(Directive)
From the entries below, please gather each line containing the string "icon".

───── Stored records

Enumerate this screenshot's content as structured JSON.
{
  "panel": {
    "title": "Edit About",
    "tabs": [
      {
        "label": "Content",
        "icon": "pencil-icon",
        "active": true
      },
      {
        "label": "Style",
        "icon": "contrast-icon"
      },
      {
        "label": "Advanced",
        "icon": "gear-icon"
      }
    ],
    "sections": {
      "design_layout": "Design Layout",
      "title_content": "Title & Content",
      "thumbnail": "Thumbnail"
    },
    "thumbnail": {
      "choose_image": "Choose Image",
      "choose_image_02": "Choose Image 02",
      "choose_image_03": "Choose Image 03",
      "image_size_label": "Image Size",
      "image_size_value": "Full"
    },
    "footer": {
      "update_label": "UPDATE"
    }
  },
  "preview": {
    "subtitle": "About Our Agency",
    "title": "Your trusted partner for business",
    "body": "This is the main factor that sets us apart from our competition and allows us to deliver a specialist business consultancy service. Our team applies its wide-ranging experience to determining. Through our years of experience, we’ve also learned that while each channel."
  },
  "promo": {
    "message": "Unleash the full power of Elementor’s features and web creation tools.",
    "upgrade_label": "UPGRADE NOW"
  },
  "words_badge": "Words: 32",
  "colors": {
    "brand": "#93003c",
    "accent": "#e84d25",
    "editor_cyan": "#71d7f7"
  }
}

──────────

(Result for this task)
        "icon": "pencil-icon",
        "icon": "contrast-icon"
        "icon": "gear-icon"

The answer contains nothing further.